▸ **Task description**
Your answer should be a single number: the count of lines that include "color".

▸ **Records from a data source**
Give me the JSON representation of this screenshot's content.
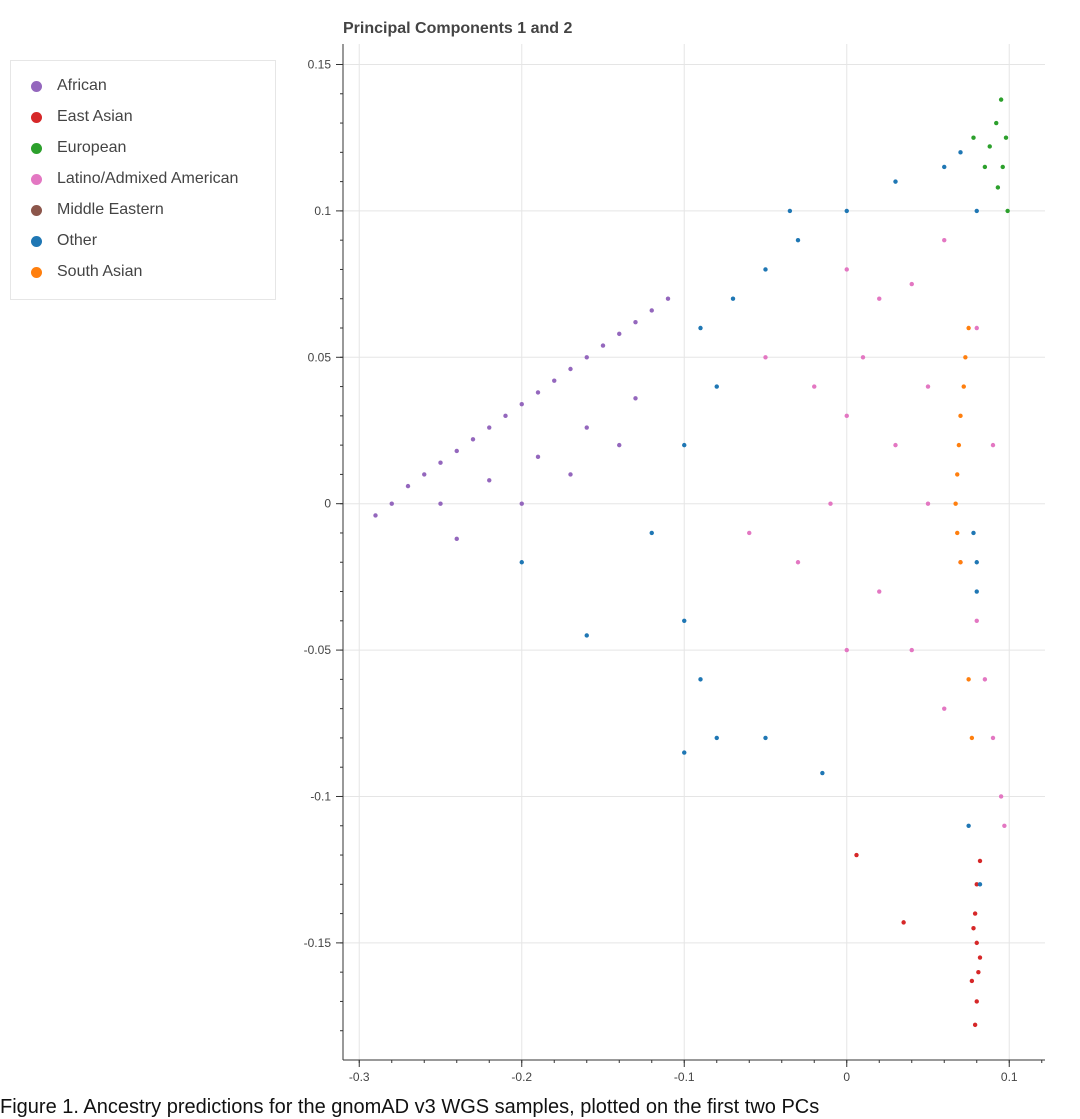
{
  "chart_data": {
    "type": "scatter",
    "title": "Principal Components 1 and 2",
    "xlabel": "",
    "ylabel": "",
    "xlim": [
      -0.31,
      0.122
    ],
    "ylim": [
      -0.19,
      0.157
    ],
    "grid": true,
    "legend_position": "top-left, outside plot",
    "x_ticks": [
      -0.3,
      -0.2,
      -0.1,
      0,
      0.1
    ],
    "x_tick_labels": [
      "-0.3",
      "-0.2",
      "-0.1",
      "0",
      "0.1"
    ],
    "y_ticks": [
      0.15,
      0.1,
      0.05,
      0,
      -0.05,
      -0.1,
      -0.15
    ],
    "y_tick_labels": [
      "0.15",
      "0.1",
      "0.05",
      "0",
      "-0.05",
      "-0.1",
      "-0.15"
    ],
    "series": [
      {
        "name": "African",
        "color": "#9467bd",
        "points": [
          [
            -0.29,
            -0.004
          ],
          [
            -0.28,
            0.0
          ],
          [
            -0.27,
            0.006
          ],
          [
            -0.26,
            0.01
          ],
          [
            -0.25,
            0.014
          ],
          [
            -0.24,
            0.018
          ],
          [
            -0.23,
            0.022
          ],
          [
            -0.22,
            0.026
          ],
          [
            -0.21,
            0.03
          ],
          [
            -0.2,
            0.034
          ],
          [
            -0.19,
            0.038
          ],
          [
            -0.18,
            0.042
          ],
          [
            -0.17,
            0.046
          ],
          [
            -0.16,
            0.05
          ],
          [
            -0.15,
            0.054
          ],
          [
            -0.14,
            0.058
          ],
          [
            -0.13,
            0.062
          ],
          [
            -0.12,
            0.066
          ],
          [
            -0.11,
            0.07
          ],
          [
            -0.25,
            0.0
          ],
          [
            -0.22,
            0.008
          ],
          [
            -0.19,
            0.016
          ],
          [
            -0.16,
            0.026
          ],
          [
            -0.13,
            0.036
          ],
          [
            -0.24,
            -0.012
          ],
          [
            -0.2,
            0.0
          ],
          [
            -0.17,
            0.01
          ],
          [
            -0.14,
            0.02
          ]
        ]
      },
      {
        "name": "East Asian",
        "color": "#d62728",
        "points": [
          [
            0.08,
            -0.13
          ],
          [
            0.079,
            -0.14
          ],
          [
            0.08,
            -0.15
          ],
          [
            0.081,
            -0.16
          ],
          [
            0.08,
            -0.17
          ],
          [
            0.079,
            -0.178
          ],
          [
            0.078,
            -0.145
          ],
          [
            0.082,
            -0.155
          ],
          [
            0.077,
            -0.163
          ],
          [
            0.006,
            -0.12
          ],
          [
            0.035,
            -0.143
          ],
          [
            0.082,
            -0.122
          ]
        ]
      },
      {
        "name": "European",
        "color": "#2ca02c",
        "points": [
          [
            0.095,
            0.138
          ],
          [
            0.092,
            0.13
          ],
          [
            0.098,
            0.125
          ],
          [
            0.088,
            0.122
          ],
          [
            0.096,
            0.115
          ],
          [
            0.085,
            0.115
          ],
          [
            0.093,
            0.108
          ],
          [
            0.078,
            0.125
          ],
          [
            0.099,
            0.1
          ]
        ]
      },
      {
        "name": "Latino/Admixed American",
        "color": "#e377c2",
        "points": [
          [
            0.0,
            0.08
          ],
          [
            0.02,
            0.07
          ],
          [
            0.04,
            0.075
          ],
          [
            0.06,
            0.09
          ],
          [
            -0.05,
            0.05
          ],
          [
            -0.02,
            0.04
          ],
          [
            0.0,
            0.03
          ],
          [
            0.03,
            0.02
          ],
          [
            0.05,
            0.0
          ],
          [
            0.07,
            -0.02
          ],
          [
            0.08,
            -0.04
          ],
          [
            0.085,
            -0.06
          ],
          [
            0.09,
            -0.08
          ],
          [
            0.095,
            -0.1
          ],
          [
            0.097,
            -0.11
          ],
          [
            -0.01,
            0.0
          ],
          [
            -0.03,
            -0.02
          ],
          [
            0.02,
            -0.03
          ],
          [
            0.04,
            -0.05
          ],
          [
            0.06,
            -0.07
          ],
          [
            0.0,
            -0.05
          ],
          [
            -0.06,
            -0.01
          ],
          [
            0.01,
            0.05
          ],
          [
            0.09,
            0.02
          ],
          [
            0.08,
            0.06
          ],
          [
            0.05,
            0.04
          ]
        ]
      },
      {
        "name": "Middle Eastern",
        "color": "#8c564b",
        "points": []
      },
      {
        "name": "Other",
        "color": "#1f77b4",
        "points": [
          [
            -0.09,
            0.06
          ],
          [
            -0.07,
            0.07
          ],
          [
            -0.05,
            0.08
          ],
          [
            -0.03,
            0.09
          ],
          [
            0.0,
            0.1
          ],
          [
            0.03,
            0.11
          ],
          [
            0.06,
            0.115
          ],
          [
            0.07,
            0.12
          ],
          [
            0.08,
            0.1
          ],
          [
            -0.08,
            0.04
          ],
          [
            -0.1,
            0.02
          ],
          [
            -0.12,
            -0.01
          ],
          [
            -0.1,
            -0.04
          ],
          [
            -0.09,
            -0.06
          ],
          [
            -0.08,
            -0.08
          ],
          [
            -0.1,
            -0.085
          ],
          [
            -0.05,
            -0.08
          ],
          [
            -0.015,
            -0.092
          ],
          [
            0.08,
            -0.02
          ],
          [
            0.078,
            -0.01
          ],
          [
            0.08,
            -0.03
          ],
          [
            0.075,
            -0.11
          ],
          [
            0.082,
            -0.13
          ],
          [
            -0.035,
            0.1
          ],
          [
            -0.16,
            -0.045
          ],
          [
            -0.2,
            -0.02
          ]
        ]
      },
      {
        "name": "South Asian",
        "color": "#ff7f0e",
        "points": [
          [
            0.075,
            0.06
          ],
          [
            0.073,
            0.05
          ],
          [
            0.072,
            0.04
          ],
          [
            0.07,
            0.03
          ],
          [
            0.069,
            0.02
          ],
          [
            0.068,
            0.01
          ],
          [
            0.067,
            0.0
          ],
          [
            0.068,
            -0.01
          ],
          [
            0.07,
            -0.02
          ],
          [
            0.075,
            -0.06
          ],
          [
            0.077,
            -0.08
          ]
        ]
      }
    ]
  },
  "caption": "Figure 1. Ancestry predictions for the gnomAD v3 WGS samples, plotted on the first two PCs"
}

▸ **Solution to the exercise**
7